>> begin Entries

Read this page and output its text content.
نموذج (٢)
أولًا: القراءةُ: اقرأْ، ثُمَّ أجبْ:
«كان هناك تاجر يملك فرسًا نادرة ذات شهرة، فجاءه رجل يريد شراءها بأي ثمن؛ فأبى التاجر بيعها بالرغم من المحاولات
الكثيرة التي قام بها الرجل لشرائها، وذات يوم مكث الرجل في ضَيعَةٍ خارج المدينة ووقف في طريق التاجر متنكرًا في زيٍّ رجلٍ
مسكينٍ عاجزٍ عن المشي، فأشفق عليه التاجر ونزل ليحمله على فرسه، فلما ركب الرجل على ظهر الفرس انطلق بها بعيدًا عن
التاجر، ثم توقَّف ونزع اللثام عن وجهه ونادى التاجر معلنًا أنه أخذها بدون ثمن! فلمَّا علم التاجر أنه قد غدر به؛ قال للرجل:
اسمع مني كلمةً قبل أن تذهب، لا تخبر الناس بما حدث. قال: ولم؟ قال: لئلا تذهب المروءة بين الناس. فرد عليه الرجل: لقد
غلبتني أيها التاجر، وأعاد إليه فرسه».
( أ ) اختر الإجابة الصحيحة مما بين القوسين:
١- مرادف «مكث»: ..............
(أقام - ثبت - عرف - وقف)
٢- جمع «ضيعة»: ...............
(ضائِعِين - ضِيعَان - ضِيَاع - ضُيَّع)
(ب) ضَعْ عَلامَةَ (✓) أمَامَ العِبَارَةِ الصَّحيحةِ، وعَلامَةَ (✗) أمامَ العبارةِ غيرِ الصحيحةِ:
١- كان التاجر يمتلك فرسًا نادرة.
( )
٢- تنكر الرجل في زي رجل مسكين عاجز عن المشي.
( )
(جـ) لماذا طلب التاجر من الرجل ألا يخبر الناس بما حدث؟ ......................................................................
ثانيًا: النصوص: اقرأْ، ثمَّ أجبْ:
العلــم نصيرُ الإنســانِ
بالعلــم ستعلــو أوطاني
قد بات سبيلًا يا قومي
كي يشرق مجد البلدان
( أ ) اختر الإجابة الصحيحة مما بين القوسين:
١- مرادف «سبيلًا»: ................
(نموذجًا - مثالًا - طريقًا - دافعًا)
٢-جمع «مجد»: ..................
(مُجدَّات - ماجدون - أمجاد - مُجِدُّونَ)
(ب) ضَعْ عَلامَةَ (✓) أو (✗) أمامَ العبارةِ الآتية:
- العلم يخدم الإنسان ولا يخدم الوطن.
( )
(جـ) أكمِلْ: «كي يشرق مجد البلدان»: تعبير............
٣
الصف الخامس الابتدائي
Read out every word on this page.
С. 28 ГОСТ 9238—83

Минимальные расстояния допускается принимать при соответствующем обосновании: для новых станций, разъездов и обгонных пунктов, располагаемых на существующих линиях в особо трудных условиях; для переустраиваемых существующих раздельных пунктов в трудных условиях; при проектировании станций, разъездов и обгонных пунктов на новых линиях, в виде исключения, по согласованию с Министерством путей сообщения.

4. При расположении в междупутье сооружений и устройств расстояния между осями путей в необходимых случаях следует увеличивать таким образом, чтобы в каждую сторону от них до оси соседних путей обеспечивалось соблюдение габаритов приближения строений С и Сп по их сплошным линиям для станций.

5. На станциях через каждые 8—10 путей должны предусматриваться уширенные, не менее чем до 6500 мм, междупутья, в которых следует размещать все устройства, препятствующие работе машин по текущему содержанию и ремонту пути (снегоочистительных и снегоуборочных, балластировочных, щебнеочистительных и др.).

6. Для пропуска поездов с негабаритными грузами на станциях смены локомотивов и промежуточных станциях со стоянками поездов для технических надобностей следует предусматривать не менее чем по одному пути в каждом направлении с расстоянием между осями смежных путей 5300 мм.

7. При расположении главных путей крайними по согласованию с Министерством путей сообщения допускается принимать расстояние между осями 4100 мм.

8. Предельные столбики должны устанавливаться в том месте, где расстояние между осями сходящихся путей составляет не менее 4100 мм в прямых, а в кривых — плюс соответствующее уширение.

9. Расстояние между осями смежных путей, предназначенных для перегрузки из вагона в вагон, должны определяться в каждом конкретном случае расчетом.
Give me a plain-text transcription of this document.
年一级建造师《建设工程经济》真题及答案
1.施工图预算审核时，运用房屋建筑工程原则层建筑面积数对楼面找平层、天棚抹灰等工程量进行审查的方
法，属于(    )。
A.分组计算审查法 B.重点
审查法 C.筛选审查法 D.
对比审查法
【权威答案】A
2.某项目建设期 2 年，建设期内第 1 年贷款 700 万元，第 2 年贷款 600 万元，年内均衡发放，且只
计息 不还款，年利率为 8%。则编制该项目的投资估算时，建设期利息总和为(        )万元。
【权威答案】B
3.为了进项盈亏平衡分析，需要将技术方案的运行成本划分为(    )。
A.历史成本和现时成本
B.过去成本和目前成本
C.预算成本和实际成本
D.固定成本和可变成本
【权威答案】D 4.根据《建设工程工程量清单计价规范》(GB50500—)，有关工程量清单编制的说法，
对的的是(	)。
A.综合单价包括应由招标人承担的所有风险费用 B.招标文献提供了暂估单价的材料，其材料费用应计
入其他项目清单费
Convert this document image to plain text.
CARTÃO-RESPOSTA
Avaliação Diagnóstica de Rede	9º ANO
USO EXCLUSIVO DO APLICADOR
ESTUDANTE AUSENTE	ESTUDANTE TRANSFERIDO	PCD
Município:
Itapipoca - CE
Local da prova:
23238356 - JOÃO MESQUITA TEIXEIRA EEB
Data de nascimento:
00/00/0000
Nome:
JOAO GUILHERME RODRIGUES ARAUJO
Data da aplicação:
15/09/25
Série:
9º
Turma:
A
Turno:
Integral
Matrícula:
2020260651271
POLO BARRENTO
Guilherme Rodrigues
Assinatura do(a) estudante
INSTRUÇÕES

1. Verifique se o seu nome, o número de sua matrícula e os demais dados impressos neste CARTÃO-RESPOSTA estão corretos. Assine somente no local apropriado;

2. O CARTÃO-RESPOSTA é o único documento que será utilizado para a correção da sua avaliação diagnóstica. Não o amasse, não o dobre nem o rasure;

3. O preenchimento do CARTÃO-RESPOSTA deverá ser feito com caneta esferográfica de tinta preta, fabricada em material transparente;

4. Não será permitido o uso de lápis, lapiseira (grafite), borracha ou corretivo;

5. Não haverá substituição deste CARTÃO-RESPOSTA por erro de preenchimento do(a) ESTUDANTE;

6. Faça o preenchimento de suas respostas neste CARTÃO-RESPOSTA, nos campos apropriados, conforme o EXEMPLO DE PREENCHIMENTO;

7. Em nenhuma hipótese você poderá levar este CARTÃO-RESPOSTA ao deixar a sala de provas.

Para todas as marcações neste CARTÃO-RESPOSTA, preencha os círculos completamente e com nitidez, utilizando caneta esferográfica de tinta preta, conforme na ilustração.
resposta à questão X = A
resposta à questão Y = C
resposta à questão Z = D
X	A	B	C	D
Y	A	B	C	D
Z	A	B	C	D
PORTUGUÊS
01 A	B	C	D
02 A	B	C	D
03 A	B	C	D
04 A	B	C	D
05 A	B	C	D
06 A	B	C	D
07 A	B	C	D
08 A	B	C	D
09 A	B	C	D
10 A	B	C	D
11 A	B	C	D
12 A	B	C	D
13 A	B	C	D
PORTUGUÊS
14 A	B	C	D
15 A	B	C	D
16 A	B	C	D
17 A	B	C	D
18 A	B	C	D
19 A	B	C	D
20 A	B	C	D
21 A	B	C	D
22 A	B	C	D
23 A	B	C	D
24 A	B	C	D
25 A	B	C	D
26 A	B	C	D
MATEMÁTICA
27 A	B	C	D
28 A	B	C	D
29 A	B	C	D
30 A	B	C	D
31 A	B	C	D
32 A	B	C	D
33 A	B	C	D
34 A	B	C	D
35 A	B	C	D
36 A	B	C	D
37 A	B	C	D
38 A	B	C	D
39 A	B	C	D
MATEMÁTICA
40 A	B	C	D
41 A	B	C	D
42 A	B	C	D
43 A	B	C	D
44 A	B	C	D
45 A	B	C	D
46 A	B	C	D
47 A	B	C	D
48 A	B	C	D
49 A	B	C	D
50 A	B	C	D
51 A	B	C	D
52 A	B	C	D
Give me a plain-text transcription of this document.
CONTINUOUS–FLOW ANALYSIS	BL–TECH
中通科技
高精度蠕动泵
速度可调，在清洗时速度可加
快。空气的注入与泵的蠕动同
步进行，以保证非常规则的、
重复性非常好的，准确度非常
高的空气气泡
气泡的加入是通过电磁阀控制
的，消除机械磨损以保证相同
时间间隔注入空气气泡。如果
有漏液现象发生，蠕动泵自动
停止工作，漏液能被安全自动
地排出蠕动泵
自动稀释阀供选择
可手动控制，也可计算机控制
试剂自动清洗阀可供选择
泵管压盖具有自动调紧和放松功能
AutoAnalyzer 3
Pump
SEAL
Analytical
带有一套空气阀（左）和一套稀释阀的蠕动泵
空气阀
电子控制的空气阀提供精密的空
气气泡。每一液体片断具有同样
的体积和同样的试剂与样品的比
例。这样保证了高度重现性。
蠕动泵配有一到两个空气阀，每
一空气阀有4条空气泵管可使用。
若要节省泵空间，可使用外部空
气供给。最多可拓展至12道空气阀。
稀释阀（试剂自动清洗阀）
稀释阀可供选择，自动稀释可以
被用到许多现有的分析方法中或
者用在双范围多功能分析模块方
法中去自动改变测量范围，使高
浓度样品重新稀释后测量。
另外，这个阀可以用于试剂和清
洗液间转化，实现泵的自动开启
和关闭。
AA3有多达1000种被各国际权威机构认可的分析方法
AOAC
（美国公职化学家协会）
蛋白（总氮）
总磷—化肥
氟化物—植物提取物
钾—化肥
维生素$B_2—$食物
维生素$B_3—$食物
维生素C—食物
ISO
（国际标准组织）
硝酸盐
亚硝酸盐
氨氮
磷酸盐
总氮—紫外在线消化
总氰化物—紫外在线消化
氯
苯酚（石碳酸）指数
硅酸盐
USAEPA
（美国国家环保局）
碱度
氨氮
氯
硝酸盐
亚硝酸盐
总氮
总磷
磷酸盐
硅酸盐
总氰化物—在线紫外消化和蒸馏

>> end Entries

## What you will do
Pull every line containing "المشي" from the data.

## Solution to the problem
مسكينٍ عاجزٍ عن المشي، فأشفق عليه التاجر ونزل ليحمله على فرسه، فلما ركب الرجل على ظهر الفرس انطلق بها بعيدًا عن
٢- تنكر الرجل في زي رجل مسكين عاجز عن المشي.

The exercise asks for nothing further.